Para a satisfação de Cuba, a Organização das Nações Unidas para a Alimentação e a Agricultura (FAO) também reconheceu que este é o país com maior progresso na América Latina na luta contra a desnutrição.

O Estado cubano garante uma cesta básica que permite a alimentação da sua população, pelo menos nos níveis básicos, através da rede de distribuição de produtos regulamentados.
Da mesma forma, são feitos ajustes econômicos em outros mercados e serviços locais para melhorar a nutrição do povo cubano e aliviar a escassez de alimentos. Especialmente mantém-se uma vigilância constante sobre a vida de crianças e adolescentes. Assim, a atenção para a nutrição começa com a promoção de uma forma melhor e natural de nutrição da espécie humana.

Desde os primeiros dias de vida os inúmeros benefícios do aleitamento materno justificam todos os esforços feitos em Cuba para a saúde e o desenvolvimento da sua infância.

Isso permitiu aumentar a percentagem de recém-nascidos que permanecem até o quarto mês de vida, a amamentação exclusiva e até mesmo a continuidade do consumo de leite, complementada com outros alimentos até os seis meses de idade.

Atualmente, Cuba tem 99 por cento dos recém-nascidos egressos de maternidades com aleitamento materno exclusivo, superior a meta que era de 95 por cento, segundo dados oficiais, o que indica que todas as províncias cumprem essa meta.

Apesar das difíceis condições econômicas atravessadas pela Ilha, se garante a alimentação e nutrição das crianças mediante a entrega diária de um litro de leite a todas as crianças de zero a sete anos de idade.

CONJUNTO DE REGISTROS:
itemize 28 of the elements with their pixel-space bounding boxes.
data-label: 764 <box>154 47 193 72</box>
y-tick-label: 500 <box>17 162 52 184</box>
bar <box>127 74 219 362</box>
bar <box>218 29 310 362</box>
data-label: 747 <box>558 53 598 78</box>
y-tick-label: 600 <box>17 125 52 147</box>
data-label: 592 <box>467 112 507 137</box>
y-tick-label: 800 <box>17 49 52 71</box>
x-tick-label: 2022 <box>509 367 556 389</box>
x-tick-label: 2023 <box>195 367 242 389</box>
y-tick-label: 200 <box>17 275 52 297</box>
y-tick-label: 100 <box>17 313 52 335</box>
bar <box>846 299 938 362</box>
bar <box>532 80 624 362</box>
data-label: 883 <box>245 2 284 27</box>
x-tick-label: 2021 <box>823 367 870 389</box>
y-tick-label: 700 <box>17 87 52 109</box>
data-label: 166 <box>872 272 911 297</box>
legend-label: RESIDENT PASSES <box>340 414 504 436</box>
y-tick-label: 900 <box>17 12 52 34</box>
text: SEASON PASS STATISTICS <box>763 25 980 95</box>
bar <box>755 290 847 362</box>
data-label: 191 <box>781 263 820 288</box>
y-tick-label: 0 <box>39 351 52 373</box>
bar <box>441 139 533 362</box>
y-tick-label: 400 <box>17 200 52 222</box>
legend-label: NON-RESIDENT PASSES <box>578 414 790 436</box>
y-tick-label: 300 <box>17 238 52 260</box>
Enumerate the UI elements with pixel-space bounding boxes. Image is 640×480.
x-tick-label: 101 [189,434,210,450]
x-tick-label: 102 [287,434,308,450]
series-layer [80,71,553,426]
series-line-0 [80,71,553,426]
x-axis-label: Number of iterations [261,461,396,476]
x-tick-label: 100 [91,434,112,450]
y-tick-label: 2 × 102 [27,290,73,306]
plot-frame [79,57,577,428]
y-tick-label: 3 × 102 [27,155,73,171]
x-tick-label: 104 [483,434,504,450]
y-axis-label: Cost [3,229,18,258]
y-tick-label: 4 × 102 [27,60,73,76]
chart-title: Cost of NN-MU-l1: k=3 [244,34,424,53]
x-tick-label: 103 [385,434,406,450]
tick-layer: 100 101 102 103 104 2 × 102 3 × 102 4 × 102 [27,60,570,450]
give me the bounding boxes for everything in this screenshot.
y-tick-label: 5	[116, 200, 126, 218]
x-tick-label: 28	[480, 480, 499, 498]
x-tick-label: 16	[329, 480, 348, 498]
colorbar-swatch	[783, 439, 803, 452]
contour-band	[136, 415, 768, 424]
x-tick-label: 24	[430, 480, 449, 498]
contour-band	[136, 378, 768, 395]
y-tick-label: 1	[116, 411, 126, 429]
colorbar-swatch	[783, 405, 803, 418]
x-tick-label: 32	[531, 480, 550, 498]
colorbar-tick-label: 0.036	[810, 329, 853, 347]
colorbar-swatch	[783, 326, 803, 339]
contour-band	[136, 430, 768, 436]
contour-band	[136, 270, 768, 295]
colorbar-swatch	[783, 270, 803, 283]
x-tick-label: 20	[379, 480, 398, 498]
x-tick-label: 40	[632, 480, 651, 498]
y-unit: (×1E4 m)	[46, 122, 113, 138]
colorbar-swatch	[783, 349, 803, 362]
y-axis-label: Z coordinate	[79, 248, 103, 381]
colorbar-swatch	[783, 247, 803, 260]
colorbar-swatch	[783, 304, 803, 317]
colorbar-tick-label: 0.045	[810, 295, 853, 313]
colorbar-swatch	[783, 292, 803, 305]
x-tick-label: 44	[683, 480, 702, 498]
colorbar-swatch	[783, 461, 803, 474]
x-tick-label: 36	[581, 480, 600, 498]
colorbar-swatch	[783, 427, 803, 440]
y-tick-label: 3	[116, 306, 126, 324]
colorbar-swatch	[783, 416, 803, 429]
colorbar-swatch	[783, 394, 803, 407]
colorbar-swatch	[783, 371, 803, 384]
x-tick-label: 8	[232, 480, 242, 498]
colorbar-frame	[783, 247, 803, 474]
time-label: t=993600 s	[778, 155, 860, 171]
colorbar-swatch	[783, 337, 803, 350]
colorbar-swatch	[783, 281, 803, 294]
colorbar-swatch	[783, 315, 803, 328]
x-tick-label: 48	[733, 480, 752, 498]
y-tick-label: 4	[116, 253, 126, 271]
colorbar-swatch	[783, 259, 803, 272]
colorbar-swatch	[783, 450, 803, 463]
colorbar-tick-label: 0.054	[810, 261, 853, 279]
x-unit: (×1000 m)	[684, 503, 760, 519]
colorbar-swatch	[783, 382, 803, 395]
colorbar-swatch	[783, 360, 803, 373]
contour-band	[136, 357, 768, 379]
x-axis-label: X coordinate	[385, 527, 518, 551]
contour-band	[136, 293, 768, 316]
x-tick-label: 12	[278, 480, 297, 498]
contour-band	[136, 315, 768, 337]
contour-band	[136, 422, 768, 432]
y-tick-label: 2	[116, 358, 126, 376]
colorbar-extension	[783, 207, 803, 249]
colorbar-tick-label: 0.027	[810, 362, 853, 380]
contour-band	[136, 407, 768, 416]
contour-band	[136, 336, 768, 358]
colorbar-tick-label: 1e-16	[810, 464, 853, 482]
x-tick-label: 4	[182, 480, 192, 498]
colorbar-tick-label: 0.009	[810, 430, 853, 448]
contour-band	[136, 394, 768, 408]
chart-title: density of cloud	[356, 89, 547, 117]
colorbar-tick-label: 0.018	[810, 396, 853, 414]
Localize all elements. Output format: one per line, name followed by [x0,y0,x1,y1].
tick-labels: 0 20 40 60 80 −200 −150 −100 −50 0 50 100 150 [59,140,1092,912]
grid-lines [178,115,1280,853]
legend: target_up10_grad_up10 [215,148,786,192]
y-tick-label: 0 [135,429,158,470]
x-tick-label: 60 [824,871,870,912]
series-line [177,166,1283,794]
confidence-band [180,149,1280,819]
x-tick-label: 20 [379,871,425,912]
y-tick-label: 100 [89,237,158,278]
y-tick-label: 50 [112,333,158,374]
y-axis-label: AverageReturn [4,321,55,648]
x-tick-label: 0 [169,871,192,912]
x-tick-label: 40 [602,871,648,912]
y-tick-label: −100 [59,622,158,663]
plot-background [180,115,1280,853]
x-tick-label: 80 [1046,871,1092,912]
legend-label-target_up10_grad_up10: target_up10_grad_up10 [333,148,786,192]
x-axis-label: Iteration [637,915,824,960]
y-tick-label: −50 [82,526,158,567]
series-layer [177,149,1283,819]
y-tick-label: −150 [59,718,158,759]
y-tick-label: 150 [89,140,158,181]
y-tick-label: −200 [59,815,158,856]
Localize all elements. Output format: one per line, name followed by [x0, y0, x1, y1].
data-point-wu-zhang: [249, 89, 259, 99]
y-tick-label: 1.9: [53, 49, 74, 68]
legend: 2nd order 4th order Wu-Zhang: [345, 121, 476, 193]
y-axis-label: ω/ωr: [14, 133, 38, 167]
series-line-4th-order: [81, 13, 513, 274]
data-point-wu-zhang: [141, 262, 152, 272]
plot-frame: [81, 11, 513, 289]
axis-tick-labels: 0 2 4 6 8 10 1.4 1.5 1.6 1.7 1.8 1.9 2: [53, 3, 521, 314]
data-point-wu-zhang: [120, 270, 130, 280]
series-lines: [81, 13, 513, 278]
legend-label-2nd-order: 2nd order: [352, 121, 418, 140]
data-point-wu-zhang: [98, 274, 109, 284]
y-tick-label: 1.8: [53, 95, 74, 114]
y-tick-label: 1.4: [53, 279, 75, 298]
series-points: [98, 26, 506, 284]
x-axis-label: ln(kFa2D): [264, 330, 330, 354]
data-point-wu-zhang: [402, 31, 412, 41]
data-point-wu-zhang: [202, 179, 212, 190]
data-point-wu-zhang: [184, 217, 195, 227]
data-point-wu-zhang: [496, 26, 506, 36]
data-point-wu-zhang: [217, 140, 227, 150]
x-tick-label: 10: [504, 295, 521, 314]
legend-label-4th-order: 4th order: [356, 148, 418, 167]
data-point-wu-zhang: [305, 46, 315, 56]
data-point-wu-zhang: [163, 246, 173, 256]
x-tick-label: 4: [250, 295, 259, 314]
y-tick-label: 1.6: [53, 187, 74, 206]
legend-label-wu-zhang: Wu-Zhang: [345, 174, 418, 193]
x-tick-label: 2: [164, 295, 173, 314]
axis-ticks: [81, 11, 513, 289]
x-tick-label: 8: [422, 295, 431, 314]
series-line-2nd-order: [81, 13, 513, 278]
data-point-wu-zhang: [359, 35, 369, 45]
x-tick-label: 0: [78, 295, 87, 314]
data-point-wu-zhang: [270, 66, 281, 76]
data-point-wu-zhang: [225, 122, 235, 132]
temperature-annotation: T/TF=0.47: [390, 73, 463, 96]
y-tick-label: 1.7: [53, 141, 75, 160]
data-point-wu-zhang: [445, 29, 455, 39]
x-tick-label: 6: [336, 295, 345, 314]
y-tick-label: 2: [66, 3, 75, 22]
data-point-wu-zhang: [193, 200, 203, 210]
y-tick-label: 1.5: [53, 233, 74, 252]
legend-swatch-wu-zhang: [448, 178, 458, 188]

TAREFA:
Reproduza na íntegra, sem nenhuma alteração, o texto sobre a alimentação e a nutrição em Cuba. Os registros constituem um material à parte, sem relação com o texto.

RESPOSTA:
Para a satisfação de Cuba, a Organização das Nações Unidas para a Alimentação e a Agricultura (FAO) também reconheceu que este é o país com maior progresso na América Latina na luta contra a desnutrição.

O Estado cubano garante uma cesta básica que permite a alimentação da sua população, pelo menos nos níveis básicos, através da rede de distribuição de produtos regulamentados.
Da mesma forma, são feitos ajustes econômicos em outros mercados e serviços locais para melhorar a nutrição do povo cubano e aliviar a escassez de alimentos. Especialmente mantém-se uma vigilância constante sobre a vida de crianças e adolescentes. Assim, a atenção para a nutrição começa com a promoção de uma forma melhor e natural de nutrição da espécie humana.

Desde os primeiros dias de vida os inúmeros benefícios do aleitamento materno justificam todos os esforços feitos em Cuba para a saúde e o desenvolvimento da sua infância.

Isso permitiu aumentar a percentagem de recém-nascidos que permanecem até o quarto mês de vida, a amamentação exclusiva e até mesmo a continuidade do consumo de leite, complementada com outros alimentos até os seis meses de idade.

Atualmente, Cuba tem 99 por cento dos recém-nascidos egressos de maternidades com aleitamento materno exclusivo, superior a meta que era de 95 por cento, segundo dados oficiais, o que indica que todas as províncias cumprem essa meta.

Apesar das difíceis condições econômicas atravessadas pela Ilha, se garante a alimentação e nutrição das crianças mediante a entrega diária de um litro de leite a todas as crianças de zero a sete anos de idade.